=== Records to process ===

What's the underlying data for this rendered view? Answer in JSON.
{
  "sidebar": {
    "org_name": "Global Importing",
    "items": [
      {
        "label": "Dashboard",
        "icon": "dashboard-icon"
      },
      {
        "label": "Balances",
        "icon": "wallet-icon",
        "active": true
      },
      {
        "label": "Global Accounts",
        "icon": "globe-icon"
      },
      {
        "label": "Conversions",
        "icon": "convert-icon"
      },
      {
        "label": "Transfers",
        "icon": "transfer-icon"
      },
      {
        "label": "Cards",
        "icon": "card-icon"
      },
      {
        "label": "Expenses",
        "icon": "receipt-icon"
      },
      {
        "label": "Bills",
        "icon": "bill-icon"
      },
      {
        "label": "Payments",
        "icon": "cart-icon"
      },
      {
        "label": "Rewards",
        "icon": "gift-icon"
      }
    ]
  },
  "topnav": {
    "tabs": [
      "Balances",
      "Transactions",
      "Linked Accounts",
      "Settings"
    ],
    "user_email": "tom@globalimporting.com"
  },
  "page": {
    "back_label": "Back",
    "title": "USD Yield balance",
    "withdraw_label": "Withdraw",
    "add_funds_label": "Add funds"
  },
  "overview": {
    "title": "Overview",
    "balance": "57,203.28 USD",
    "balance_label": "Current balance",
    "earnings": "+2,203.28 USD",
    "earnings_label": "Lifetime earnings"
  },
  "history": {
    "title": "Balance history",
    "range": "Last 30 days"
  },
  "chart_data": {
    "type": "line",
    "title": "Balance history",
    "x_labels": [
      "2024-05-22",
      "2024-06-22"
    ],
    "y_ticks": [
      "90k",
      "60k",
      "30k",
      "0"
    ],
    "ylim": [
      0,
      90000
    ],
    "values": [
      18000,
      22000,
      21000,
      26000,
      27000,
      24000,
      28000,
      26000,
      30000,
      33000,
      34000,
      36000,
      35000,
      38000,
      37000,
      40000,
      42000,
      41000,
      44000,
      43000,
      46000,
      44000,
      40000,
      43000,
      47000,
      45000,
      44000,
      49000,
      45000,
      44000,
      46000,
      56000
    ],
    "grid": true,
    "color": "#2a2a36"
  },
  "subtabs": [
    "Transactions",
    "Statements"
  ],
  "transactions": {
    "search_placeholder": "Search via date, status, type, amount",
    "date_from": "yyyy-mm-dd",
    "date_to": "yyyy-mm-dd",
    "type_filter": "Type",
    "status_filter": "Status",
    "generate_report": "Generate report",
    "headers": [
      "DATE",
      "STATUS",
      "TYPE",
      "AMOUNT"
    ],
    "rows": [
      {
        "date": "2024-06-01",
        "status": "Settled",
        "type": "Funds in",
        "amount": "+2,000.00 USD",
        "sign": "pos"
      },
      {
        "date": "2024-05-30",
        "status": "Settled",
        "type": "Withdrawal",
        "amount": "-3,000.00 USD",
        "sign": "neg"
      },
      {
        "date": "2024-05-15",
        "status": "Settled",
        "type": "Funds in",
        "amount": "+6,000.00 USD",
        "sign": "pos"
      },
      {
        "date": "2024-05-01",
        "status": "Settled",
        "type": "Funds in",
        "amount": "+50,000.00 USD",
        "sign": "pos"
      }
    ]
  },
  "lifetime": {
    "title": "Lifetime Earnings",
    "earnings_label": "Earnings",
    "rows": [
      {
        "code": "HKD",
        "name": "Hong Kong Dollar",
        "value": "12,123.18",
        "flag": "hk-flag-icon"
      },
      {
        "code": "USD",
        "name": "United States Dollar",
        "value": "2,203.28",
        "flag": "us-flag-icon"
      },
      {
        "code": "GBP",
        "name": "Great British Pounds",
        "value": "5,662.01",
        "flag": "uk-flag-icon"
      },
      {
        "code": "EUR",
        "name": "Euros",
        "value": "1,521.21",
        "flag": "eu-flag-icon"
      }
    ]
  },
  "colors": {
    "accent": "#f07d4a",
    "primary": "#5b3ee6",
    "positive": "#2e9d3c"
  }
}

===

Stated task -
Make an exact copy of the material above.

Problem solution -
What's the underlying data for this rendered view? Answer in JSON.
{
  "sidebar": {
    "org_name": "Global Importing",
    "items": [
      {
        "label": "Dashboard",
        "icon": "dashboard-icon"
      },
      {
        "label": "Balances",
        "icon": "wallet-icon",
        "active": true
      },
      {
        "label": "Global Accounts",
        "icon": "globe-icon"
      },
      {
        "label": "Conversions",
        "icon": "convert-icon"
      },
      {
        "label": "Transfers",
        "icon": "transfer-icon"
      },
      {
        "label": "Cards",
        "icon": "card-icon"
      },
      {
        "label": "Expenses",
        "icon": "receipt-icon"
      },
      {
        "label": "Bills",
        "icon": "bill-icon"
      },
      {
        "label": "Payments",
        "icon": "cart-icon"
      },
      {
        "label": "Rewards",
        "icon": "gift-icon"
      }
    ]
  },
  "topnav": {
    "tabs": [
      "Balances",
      "Transactions",
      "Linked Accounts",
      "Settings"
    ],
    "user_email": "tom@globalimporting.com"
  },
  "page": {
    "back_label": "Back",
    "title": "USD Yield balance",
    "withdraw_label": "Withdraw",
    "add_funds_label": "Add funds"
  },
  "overview": {
    "title": "Overview",
    "balance": "57,203.28 USD",
    "balance_label": "Current balance",
    "earnings": "+2,203.28 USD",
    "earnings_label": "Lifetime earnings"
  },
  "history": {
    "title": "Balance history",
    "range": "Last 30 days"
  },
  "chart_data": {
    "type": "line",
    "title": "Balance history",
    "x_labels": [
      "2024-05-22",
      "2024-06-22"
    ],
    "y_ticks": [
      "90k",
      "60k",
      "30k",
      "0"
    ],
    "ylim": [
      0,
      90000
    ],
    "values": [
      18000,
      22000,
      21000,
      26000,
      27000,
      24000,
      28000,
      26000,
      30000,
      33000,
      34000,
      36000,
      35000,
      38000,
      37000,
      40000,
      42000,
      41000,
      44000,
      43000,
      46000,
      44000,
      40000,
      43000,
      47000,
      45000,
      44000,
      49000,
      45000,
      44000,
      46000,
      56000
    ],
    "grid": true,
    "color": "#2a2a36"
  },
  "subtabs": [
    "Transactions",
    "Statements"
  ],
  "transactions": {
    "search_placeholder": "Search via date, status, type, amount",
    "date_from": "yyyy-mm-dd",
    "date_to": "yyyy-mm-dd",
    "type_filter": "Type",
    "status_filter": "Status",
    "generate_report": "Generate report",
    "headers": [
      "DATE",
      "STATUS",
      "TYPE",
      "AMOUNT"
    ],
    "rows": [
      {
        "date": "2024-06-01",
        "status": "Settled",
        "type": "Funds in",
        "amount": "+2,000.00 USD",
        "sign": "pos"
      },
      {
        "date": "2024-05-30",
        "status": "Settled",
        "type": "Withdrawal",
        "amount": "-3,000.00 USD",
        "sign": "neg"
      },
      {
        "date": "2024-05-15",
        "status": "Settled",
        "type": "Funds in",
        "amount": "+6,000.00 USD",
        "sign": "pos"
      },
      {
        "date": "2024-05-01",
        "status": "Settled",
        "type": "Funds in",
        "amount": "+50,000.00 USD",
        "sign": "pos"
      }
    ]
  },
  "lifetime": {
    "title": "Lifetime Earnings",
    "earnings_label": "Earnings",
    "rows": [
      {
        "code": "HKD",
        "name": "Hong Kong Dollar",
        "value": "12,123.18",
        "flag": "hk-flag-icon"
      },
      {
        "code": "USD",
        "name": "United States Dollar",
        "value": "2,203.28",
        "flag": "us-flag-icon"
      },
      {
        "code": "GBP",
        "name": "Great British Pounds",
        "value": "5,662.01",
        "flag": "uk-flag-icon"
      },
      {
        "code": "EUR",
        "name": "Euros",
        "value": "1,521.21",
        "flag": "eu-flag-icon"
      }
    ]
  },
  "colors": {
    "accent": "#f07d4a",
    "primary": "#5b3ee6",
    "positive": "#2e9d3c"
  }
}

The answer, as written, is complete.